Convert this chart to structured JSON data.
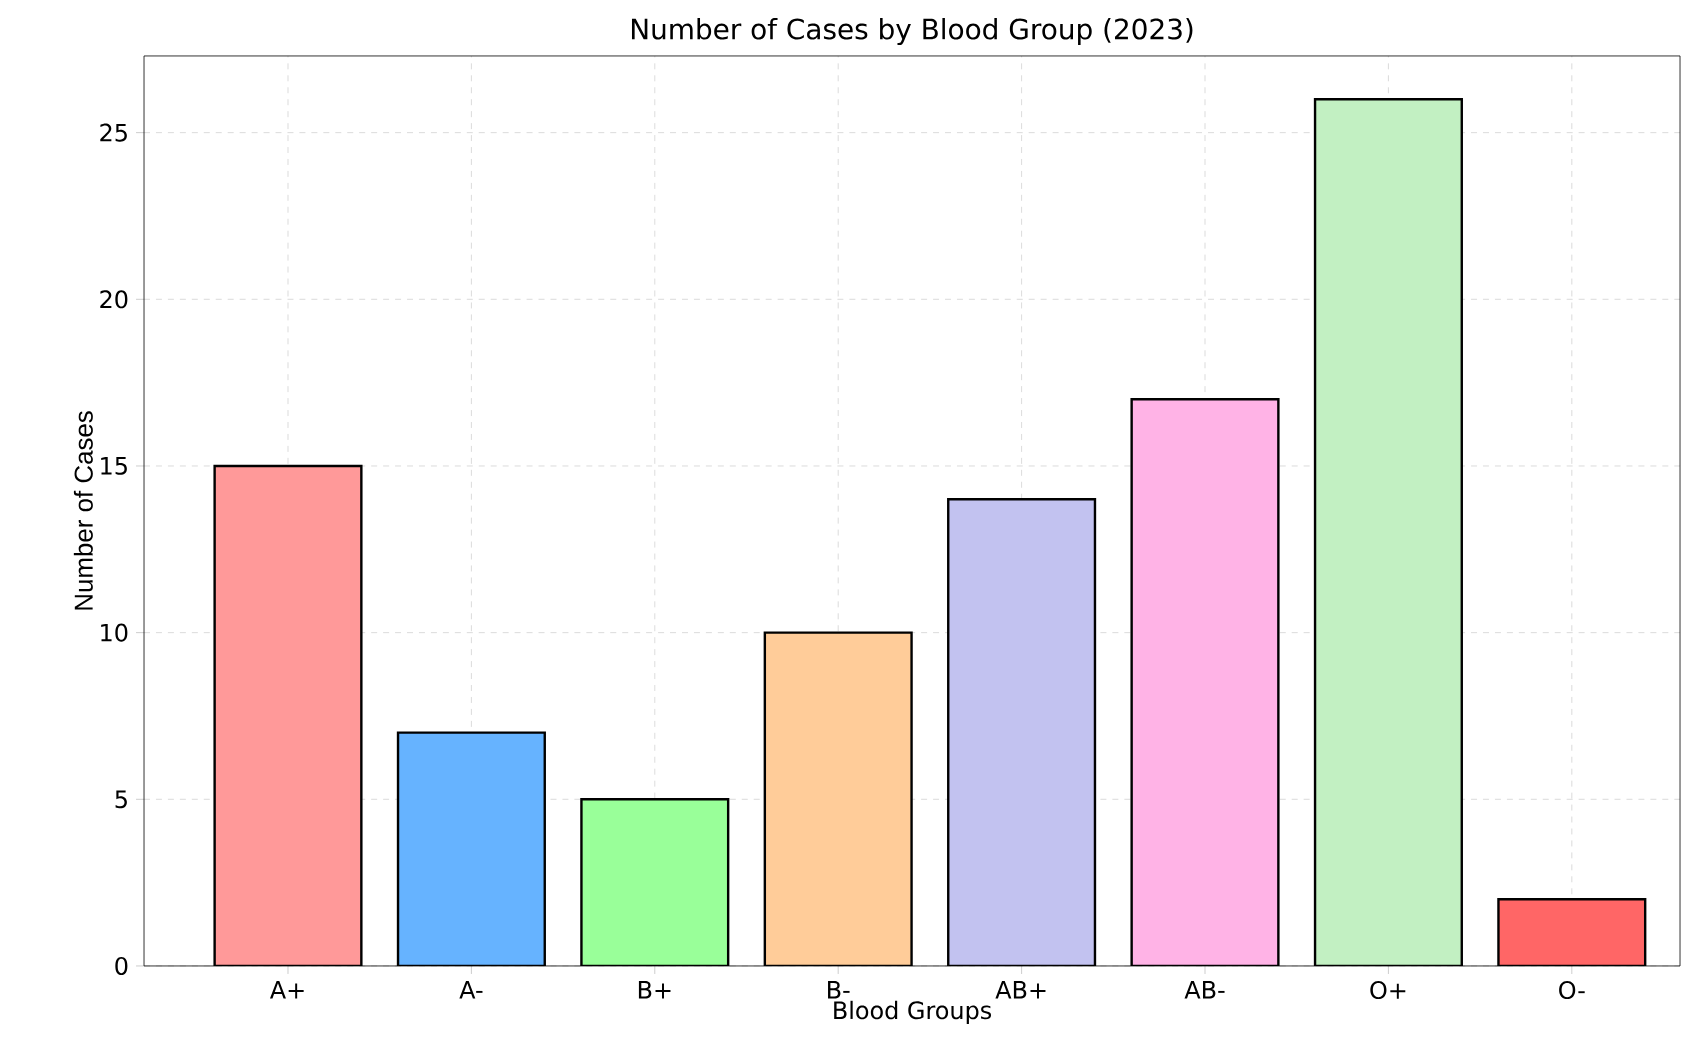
{
  "chart_data": {
    "type": "bar",
    "title": "Number of Cases by Blood Group (2023)",
    "xlabel": "Blood Groups",
    "ylabel": "Number of Cases",
    "categories": [
      "A+",
      "A-",
      "B+",
      "B-",
      "AB+",
      "AB-",
      "O+",
      "O-"
    ],
    "values": [
      15,
      7,
      5,
      10,
      14,
      17,
      26,
      2
    ],
    "colors": [
      "#ff9999",
      "#66b3ff",
      "#99ff99",
      "#ffcc99",
      "#c2c2f0",
      "#ffb3e6",
      "#c2f0c2",
      "#ff6666"
    ],
    "ylim": [
      0,
      27.3
    ],
    "yticks": [
      0,
      5,
      10,
      15,
      20,
      25
    ],
    "grid": true
  }
}
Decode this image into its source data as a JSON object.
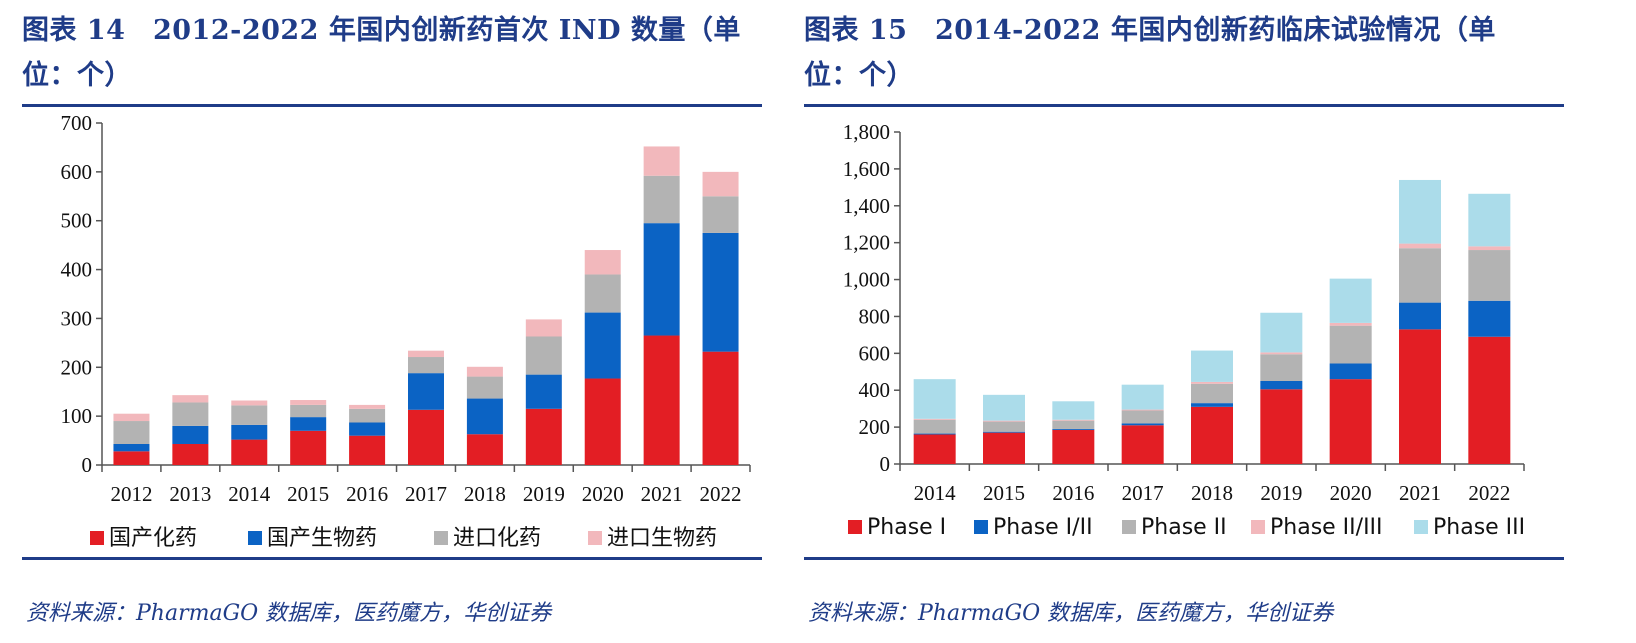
{
  "colors": {
    "title": "#1f3c88",
    "axis": "#555555",
    "series": [
      "#e31e24",
      "#0b63c4",
      "#b3b3b3",
      "#f2b8bc",
      "#abdcea"
    ]
  },
  "left": {
    "title_line1": "图表 14　2012-2022 年国内创新药首次 IND 数量（单",
    "title_line2": "位：个）",
    "source": "资料来源：PharmaGO 数据库，医药魔方，华创证券"
  },
  "right": {
    "title_line1": "图表 15　2014-2022 年国内创新药临床试验情况（单",
    "title_line2": "位：个）",
    "source": "资料来源：PharmaGO 数据库，医药魔方，华创证券"
  },
  "chart_data": [
    {
      "type": "bar",
      "stacked": true,
      "title": "2012-2022 年国内创新药首次 IND 数量（单位：个）",
      "categories": [
        "2012",
        "2013",
        "2014",
        "2015",
        "2016",
        "2017",
        "2018",
        "2019",
        "2020",
        "2021",
        "2022"
      ],
      "ylim": [
        0,
        700
      ],
      "yticks": [
        0,
        100,
        200,
        300,
        400,
        500,
        600,
        700
      ],
      "ytick_labels": [
        "0",
        "100",
        "200",
        "300",
        "400",
        "500",
        "600",
        "700"
      ],
      "series": [
        {
          "name": "国产化药",
          "values": [
            28,
            43,
            52,
            70,
            60,
            113,
            63,
            115,
            177,
            265,
            232
          ]
        },
        {
          "name": "国产生物药",
          "values": [
            15,
            37,
            30,
            28,
            27,
            75,
            73,
            70,
            135,
            230,
            243
          ]
        },
        {
          "name": "进口化药",
          "values": [
            47,
            48,
            40,
            25,
            28,
            33,
            45,
            78,
            78,
            97,
            75
          ]
        },
        {
          "name": "进口生物药",
          "values": [
            15,
            15,
            10,
            10,
            8,
            13,
            20,
            35,
            50,
            60,
            50
          ]
        }
      ],
      "legend": "bottom"
    },
    {
      "type": "bar",
      "stacked": true,
      "title": "2014-2022 年国内创新药临床试验情况（单位：个）",
      "categories": [
        "2014",
        "2015",
        "2016",
        "2017",
        "2018",
        "2019",
        "2020",
        "2021",
        "2022"
      ],
      "ylim": [
        0,
        1800
      ],
      "yticks": [
        0,
        200,
        400,
        600,
        800,
        1000,
        1200,
        1400,
        1600,
        1800
      ],
      "ytick_labels": [
        "0",
        "200",
        "400",
        "600",
        "800",
        "1,000",
        "1,200",
        "1,400",
        "1,600",
        "1,800"
      ],
      "series": [
        {
          "name": "Phase I",
          "values": [
            160,
            170,
            185,
            210,
            310,
            405,
            460,
            730,
            690
          ]
        },
        {
          "name": "Phase I/II",
          "values": [
            5,
            5,
            5,
            10,
            20,
            45,
            85,
            145,
            195
          ]
        },
        {
          "name": "Phase II",
          "values": [
            75,
            55,
            45,
            70,
            105,
            145,
            205,
            295,
            275
          ]
        },
        {
          "name": "Phase II/III",
          "values": [
            5,
            5,
            5,
            5,
            10,
            10,
            15,
            25,
            20
          ]
        },
        {
          "name": "Phase III",
          "values": [
            215,
            140,
            100,
            135,
            170,
            215,
            240,
            345,
            285
          ]
        }
      ],
      "legend": "bottom"
    }
  ]
}
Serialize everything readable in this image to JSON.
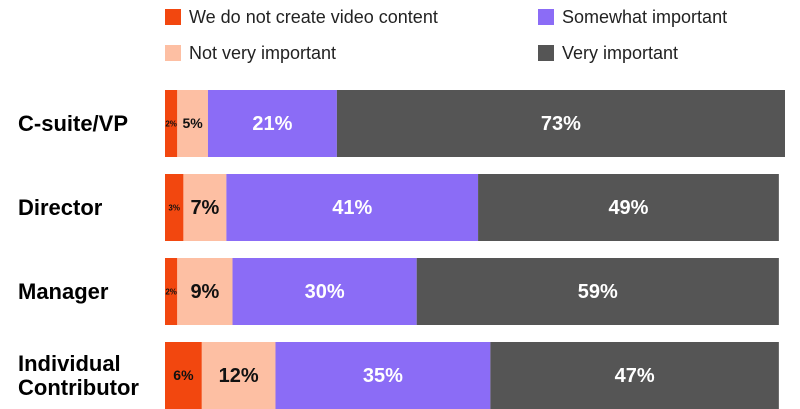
{
  "chart_data": {
    "type": "bar",
    "orientation": "horizontal",
    "stacked": true,
    "categories": [
      "C-suite/VP",
      "Director",
      "Manager",
      "Individual Contributor"
    ],
    "series": [
      {
        "name": "We do not create video content",
        "color": "#f2470f",
        "values": [
          2,
          3,
          2,
          6
        ],
        "value_labels": [
          "2%",
          "3%",
          "2%",
          "6%"
        ]
      },
      {
        "name": "Not very important",
        "color": "#fdbfa3",
        "values": [
          5,
          7,
          9,
          12
        ],
        "value_labels": [
          "5%",
          "7%",
          "9%",
          "12%"
        ]
      },
      {
        "name": "Somewhat important",
        "color": "#8b6cf6",
        "values": [
          21,
          41,
          30,
          35
        ],
        "value_labels": [
          "21%",
          "41%",
          "30%",
          "35%"
        ]
      },
      {
        "name": "Very important",
        "color": "#555555",
        "values": [
          73,
          49,
          59,
          47
        ],
        "value_labels": [
          "73%",
          "49%",
          "59%",
          "47%"
        ]
      }
    ]
  }
}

## Directions for this task
Write out again every line above exactly as given; the pictures do not belong in the copy.

## Response below
Convert this chart to structured JSON data.
{
  "chart_data": {
    "type": "bar",
    "title": "Number of Cases by Blood Group (2023)",
    "xlabel": "Blood Groups",
    "ylabel": "Number of Cases",
    "categories": [
      "A+",
      "A-",
      "B+",
      "B-",
      "AB+",
      "AB-",
      "O+",
      "O-"
    ],
    "values": [
      15,
      7,
      5,
      10,
      14,
      17,
      26,
      2
    ],
    "colors": [
      "#ff9999",
      "#66b3ff",
      "#99ff99",
      "#ffcc99",
      "#c2c2f0",
      "#ffb3e6",
      "#c2f0c2",
      "#ff6666"
    ],
    "ylim": [
      0,
      27.3
    ],
    "yticks": [
      0,
      5,
      10,
      15,
      20,
      25
    ],
    "grid": true
  }
}
Decode this image into its source data as a JSON object.
{
  "colors": {
    "title": "#1f3c88",
    "axis": "#555555",
    "series": [
      "#e31e24",
      "#0b63c4",
      "#b3b3b3",
      "#f2b8bc",
      "#abdcea"
    ]
  },
  "left": {
    "title_line1": "图表 14　2012-2022 年国内创新药首次 IND 数量（单",
    "title_line2": "位：个）",
    "source": "资料来源：PharmaGO 数据库，医药魔方，华创证券"
  },
  "right": {
    "title_line1": "图表 15　2014-2022 年国内创新药临床试验情况（单",
    "title_line2": "位：个）",
    "source": "资料来源：PharmaGO 数据库，医药魔方，华创证券"
  },
  "chart_data": [
    {
      "type": "bar",
      "stacked": true,
      "title": "2012-2022 年国内创新药首次 IND 数量（单位：个）",
      "categories": [
        "2012",
        "2013",
        "2014",
        "2015",
        "2016",
        "2017",
        "2018",
        "2019",
        "2020",
        "2021",
        "2022"
      ],
      "ylim": [
        0,
        700
      ],
      "yticks": [
        0,
        100,
        200,
        300,
        400,
        500,
        600,
        700
      ],
      "ytick_labels": [
        "0",
        "100",
        "200",
        "300",
        "400",
        "500",
        "600",
        "700"
      ],
      "series": [
        {
          "name": "国产化药",
          "values": [
            28,
            43,
            52,
            70,
            60,
            113,
            63,
            115,
            177,
            265,
            232
          ]
        },
        {
          "name": "国产生物药",
          "values": [
            15,
            37,
            30,
            28,
            27,
            75,
            73,
            70,
            135,
            230,
            243
          ]
        },
        {
          "name": "进口化药",
          "values": [
            47,
            48,
            40,
            25,
            28,
            33,
            45,
            78,
            78,
            97,
            75
          ]
        },
        {
          "name": "进口生物药",
          "values": [
            15,
            15,
            10,
            10,
            8,
            13,
            20,
            35,
            50,
            60,
            50
          ]
        }
      ],
      "legend": "bottom"
    },
    {
      "type": "bar",
      "stacked": true,
      "title": "2014-2022 年国内创新药临床试验情况（单位：个）",
      "categories": [
        "2014",
        "2015",
        "2016",
        "2017",
        "2018",
        "2019",
        "2020",
        "2021",
        "2022"
      ],
      "ylim": [
        0,
        1800
      ],
      "yticks": [
        0,
        200,
        400,
        600,
        800,
        1000,
        1200,
        1400,
        1600,
        1800
      ],
      "ytick_labels": [
        "0",
        "200",
        "400",
        "600",
        "800",
        "1,000",
        "1,200",
        "1,400",
        "1,600",
        "1,800"
      ],
      "series": [
        {
          "name": "Phase I",
          "values": [
            160,
            170,
            185,
            210,
            310,
            405,
            460,
            730,
            690
          ]
        },
        {
          "name": "Phase I/II",
          "values": [
            5,
            5,
            5,
            10,
            20,
            45,
            85,
            145,
            195
          ]
        },
        {
          "name": "Phase II",
          "values": [
            75,
            55,
            45,
            70,
            105,
            145,
            205,
            295,
            275
          ]
        },
        {
          "name": "Phase II/III",
          "values": [
            5,
            5,
            5,
            5,
            10,
            10,
            15,
            25,
            20
          ]
        },
        {
          "name": "Phase III",
          "values": [
            215,
            140,
            100,
            135,
            170,
            215,
            240,
            345,
            285
          ]
        }
      ],
      "legend": "bottom"
    }
  ]
}
Serialize everything readable in this image to JSON.
{
  "chart_data": {
    "type": "bar",
    "orientation": "horizontal",
    "stacked": true,
    "categories": [
      "C-suite/VP",
      "Director",
      "Manager",
      "Individual Contributor"
    ],
    "series": [
      {
        "name": "We do not create video content",
        "color": "#f2470f",
        "values": [
          2,
          3,
          2,
          6
        ],
        "value_labels": [
          "2%",
          "3%",
          "2%",
          "6%"
        ]
      },
      {
        "name": "Not very important",
        "color": "#fdbfa3",
        "values": [
          5,
          7,
          9,
          12
        ],
        "value_labels": [
          "5%",
          "7%",
          "9%",
          "12%"
        ]
      },
      {
        "name": "Somewhat important",
        "color": "#8b6cf6",
        "values": [
          21,
          41,
          30,
          35
        ],
        "value_labels": [
          "21%",
          "41%",
          "30%",
          "35%"
        ]
      },
      {
        "name": "Very important",
        "color": "#555555",
        "values": [
          73,
          49,
          59,
          47
        ],
        "value_labels": [
          "73%",
          "49%",
          "59%",
          "47%"
        ]
      }
    ]
  }
}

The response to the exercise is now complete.